■ DATASET CONTENT ■
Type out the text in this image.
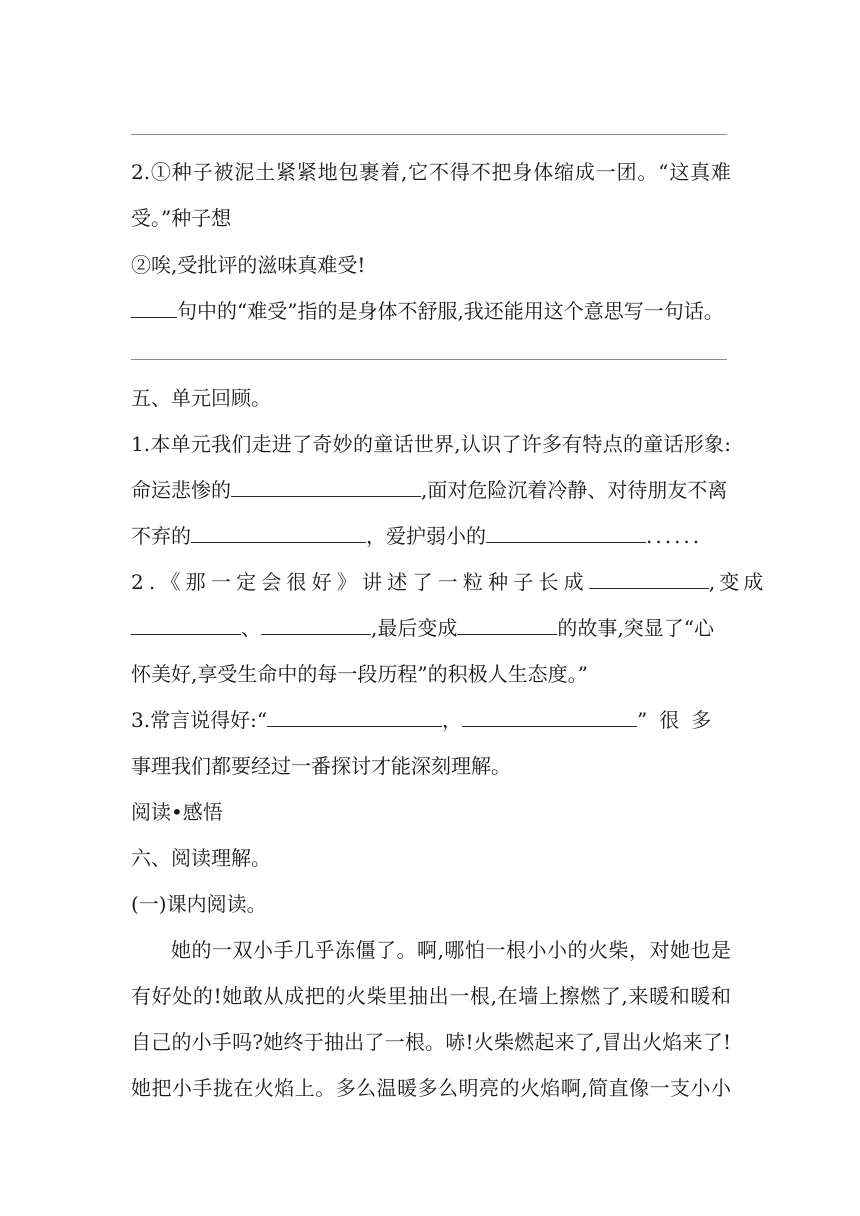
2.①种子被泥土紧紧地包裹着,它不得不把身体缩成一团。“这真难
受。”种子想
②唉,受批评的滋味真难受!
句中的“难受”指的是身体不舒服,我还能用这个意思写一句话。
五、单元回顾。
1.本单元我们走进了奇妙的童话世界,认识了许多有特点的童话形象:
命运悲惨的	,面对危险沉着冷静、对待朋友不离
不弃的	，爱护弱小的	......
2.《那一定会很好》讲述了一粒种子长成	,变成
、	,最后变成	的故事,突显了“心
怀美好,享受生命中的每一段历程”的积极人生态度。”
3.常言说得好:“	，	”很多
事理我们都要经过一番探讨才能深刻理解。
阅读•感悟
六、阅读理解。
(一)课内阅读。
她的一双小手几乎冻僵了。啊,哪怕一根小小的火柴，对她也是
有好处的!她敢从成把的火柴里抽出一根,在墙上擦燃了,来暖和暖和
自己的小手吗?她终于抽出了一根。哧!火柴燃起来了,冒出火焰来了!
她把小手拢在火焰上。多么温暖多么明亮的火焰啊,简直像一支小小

■ EXERCISE ■
Print every record above exactly as written, leaving out the pictures.

■ FINISHED ANSWER ■
Type out the text in this image.
2.①种子被泥土紧紧地包裹着,它不得不把身体缩成一团。“这真难
受。”种子想
②唉,受批评的滋味真难受!
句中的“难受”指的是身体不舒服,我还能用这个意思写一句话。
五、单元回顾。
1.本单元我们走进了奇妙的童话世界,认识了许多有特点的童话形象:
命运悲惨的	,面对危险沉着冷静、对待朋友不离
不弃的	，爱护弱小的	......
2.《那一定会很好》讲述了一粒种子长成	,变成
、	,最后变成	的故事,突显了“心
怀美好,享受生命中的每一段历程”的积极人生态度。”
3.常言说得好:“	，	”很多
事理我们都要经过一番探讨才能深刻理解。
阅读•感悟
六、阅读理解。
(一)课内阅读。
她的一双小手几乎冻僵了。啊,哪怕一根小小的火柴，对她也是
有好处的!她敢从成把的火柴里抽出一根,在墙上擦燃了,来暖和暖和
自己的小手吗?她终于抽出了一根。哧!火柴燃起来了,冒出火焰来了!
她把小手拢在火焰上。多么温暖多么明亮的火焰啊,简直像一支小小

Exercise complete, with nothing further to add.